Exercise aim: Look through the data below and return each line where "LODGE" appears.

Data:

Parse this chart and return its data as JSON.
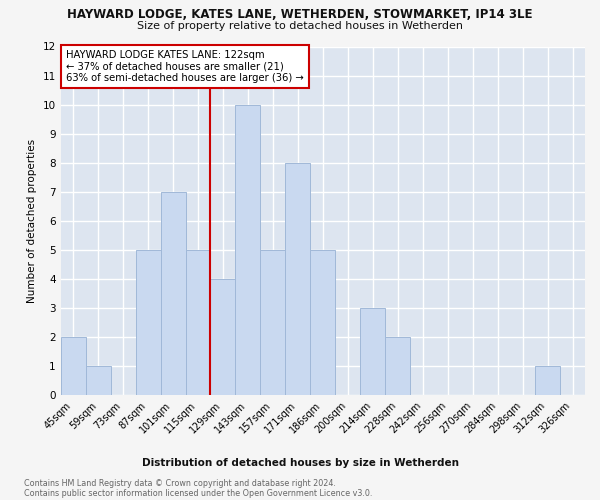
{
  "title": "HAYWARD LODGE, KATES LANE, WETHERDEN, STOWMARKET, IP14 3LE",
  "subtitle": "Size of property relative to detached houses in Wetherden",
  "xlabel": "Distribution of detached houses by size in Wetherden",
  "ylabel": "Number of detached properties",
  "bar_color": "#c9d9f0",
  "bar_edgecolor": "#a0b8d8",
  "categories": [
    "45sqm",
    "59sqm",
    "73sqm",
    "87sqm",
    "101sqm",
    "115sqm",
    "129sqm",
    "143sqm",
    "157sqm",
    "171sqm",
    "186sqm",
    "200sqm",
    "214sqm",
    "228sqm",
    "242sqm",
    "256sqm",
    "270sqm",
    "284sqm",
    "298sqm",
    "312sqm",
    "326sqm"
  ],
  "values": [
    2,
    1,
    0,
    5,
    7,
    5,
    4,
    10,
    5,
    8,
    5,
    0,
    3,
    2,
    0,
    0,
    0,
    0,
    0,
    1,
    0
  ],
  "vline_index": 6,
  "annotation_text": "HAYWARD LODGE KATES LANE: 122sqm\n← 37% of detached houses are smaller (21)\n63% of semi-detached houses are larger (36) →",
  "annotation_box_facecolor": "#ffffff",
  "annotation_box_edgecolor": "#cc0000",
  "vline_color": "#cc0000",
  "ylim": [
    0,
    12
  ],
  "yticks": [
    0,
    1,
    2,
    3,
    4,
    5,
    6,
    7,
    8,
    9,
    10,
    11,
    12
  ],
  "fig_facecolor": "#f5f5f5",
  "ax_facecolor": "#dde5f0",
  "grid_color": "#ffffff",
  "footer_line1": "Contains HM Land Registry data © Crown copyright and database right 2024.",
  "footer_line2": "Contains public sector information licensed under the Open Government Licence v3.0."
}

Worked solution:
  "title": "HAYWARD LODGE, KATES LANE, WETHERDEN, STOWMARKET, IP14 3LE",
  "annotation_text": "HAYWARD LODGE KATES LANE: 122sqm\n← 37% of detached houses are smaller (21)\n63% of semi-detached houses are larger (36) →",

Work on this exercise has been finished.